B. ...DANS LAQUELLE LES COLLECTIVITÉS SONT DE PLUS EN PLUS AMENÉES À INTERVENIR
Face à ces difficultés, qui ne sont pas seulement d'ordre conjoncturel, la réaction de bon nombre d'élus locaux a été de déployer une politique volontariste, en complément de celle conduite par l'Etat et Pôle emploi.
L'enjeu que constitue l'emploi est en effet tel qu'il ne peut laisser les élus locaux indifférents. Comme le rappelait Jean Marimbert dans son rapport sur le rapprochement des services de l'emploi, « en matière de politique de l'emploi la responsabilité ressentie reste la responsabilité nationale, celle du Gouvernement. Mais le réflexe en cas de difficulté au niveau local est également de se tourner vers les élus de proximité, en particulier les maires et les élus régionaux, perçus comme des autorités de recours, et comme devant exercer leurs responsabilités en matière de développement local, y compris dans le traitement de ses aléas négatifs. Cette perception est paradoxale en ceci que les Gouvernements successifs, même s'ils gardent des marges de manoeuvre et une responsabilité d'ensemble concernant les grandes orientations de la politique économique et des politiques sociales, ont vu leur capacité d'action face aux aléas de l'emploi fortement réduite par de nombreux phénomènes (ouverture des économies, capacité et volonté d'intervention directe dans le fonctionnement de l'économie moindre que par le passé). En revanche, elle prend pleinement en compte la capacité désormais forte des élus locaux à faire preuve d'imagination et de réactivité dans la politique de développement et d'emploi sur les territoires 18 ( * ) . »

Données enregistrées

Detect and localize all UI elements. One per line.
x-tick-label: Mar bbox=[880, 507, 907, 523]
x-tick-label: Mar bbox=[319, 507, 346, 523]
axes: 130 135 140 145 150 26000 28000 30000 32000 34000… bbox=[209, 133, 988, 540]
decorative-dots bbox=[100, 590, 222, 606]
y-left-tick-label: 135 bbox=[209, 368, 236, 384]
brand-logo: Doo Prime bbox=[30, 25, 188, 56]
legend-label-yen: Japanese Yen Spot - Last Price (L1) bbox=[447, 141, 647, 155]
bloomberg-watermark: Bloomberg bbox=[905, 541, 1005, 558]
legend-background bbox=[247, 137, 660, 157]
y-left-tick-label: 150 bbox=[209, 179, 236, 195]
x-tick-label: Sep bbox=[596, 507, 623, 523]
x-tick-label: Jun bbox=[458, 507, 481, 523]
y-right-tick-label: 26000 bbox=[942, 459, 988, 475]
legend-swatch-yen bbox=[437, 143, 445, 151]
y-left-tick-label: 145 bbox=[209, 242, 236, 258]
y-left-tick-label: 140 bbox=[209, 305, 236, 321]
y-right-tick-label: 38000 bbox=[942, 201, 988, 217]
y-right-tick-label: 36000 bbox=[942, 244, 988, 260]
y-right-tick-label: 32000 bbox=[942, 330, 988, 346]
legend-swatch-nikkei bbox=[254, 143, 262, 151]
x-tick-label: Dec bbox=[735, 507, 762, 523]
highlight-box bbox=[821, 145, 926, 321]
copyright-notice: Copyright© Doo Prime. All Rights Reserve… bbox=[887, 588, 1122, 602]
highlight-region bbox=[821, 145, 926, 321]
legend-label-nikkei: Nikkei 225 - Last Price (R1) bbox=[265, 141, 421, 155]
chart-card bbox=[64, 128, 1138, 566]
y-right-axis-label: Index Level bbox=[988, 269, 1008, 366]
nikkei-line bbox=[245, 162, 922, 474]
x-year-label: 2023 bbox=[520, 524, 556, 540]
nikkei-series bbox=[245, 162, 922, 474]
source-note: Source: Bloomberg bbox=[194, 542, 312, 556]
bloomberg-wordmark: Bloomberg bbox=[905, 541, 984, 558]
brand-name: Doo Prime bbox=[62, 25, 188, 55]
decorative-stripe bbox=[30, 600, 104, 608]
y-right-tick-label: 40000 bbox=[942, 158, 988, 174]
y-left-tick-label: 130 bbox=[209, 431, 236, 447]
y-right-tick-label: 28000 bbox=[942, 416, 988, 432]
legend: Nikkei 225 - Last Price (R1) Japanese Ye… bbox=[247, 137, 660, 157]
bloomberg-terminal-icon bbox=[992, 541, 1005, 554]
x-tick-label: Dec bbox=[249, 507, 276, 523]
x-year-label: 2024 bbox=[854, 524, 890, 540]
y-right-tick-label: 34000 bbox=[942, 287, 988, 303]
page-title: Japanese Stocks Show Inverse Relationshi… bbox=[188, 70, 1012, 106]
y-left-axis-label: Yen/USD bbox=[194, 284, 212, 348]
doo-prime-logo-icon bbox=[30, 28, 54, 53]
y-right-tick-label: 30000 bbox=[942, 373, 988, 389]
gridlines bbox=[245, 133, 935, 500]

Consigne 1
Dans le texte sur l'action des élus locaux en faveur de l'emploi, dans quel rapport Jean Marimbert fait-il le rappel cité ?
Consigne 2
Citez le passage du texte sur l'action des élus locaux en faveur de l'emploi qui commence aux mots « B. ...DANS LAQUELLE » et s'arrête après les mots « et Pôle emploi. ».
Les entrées proviennent d'une autre source que le texte.

Réponse attendue 1
Dans son rapport sur le rapprochement des services de l'emploi.

Réponse attendue 2
B. ...DANS LAQUELLE LES COLLECTIVITÉS SONT DE PLUS EN PLUS AMENÉES À INTERVENIR
Face à ces difficultés, qui ne sont pas seulement d'ordre conjoncturel, la réaction de bon nombre d'élus locaux a été de déployer une politique volontariste, en complément de celle conduite par l'Etat et Pôle emploi.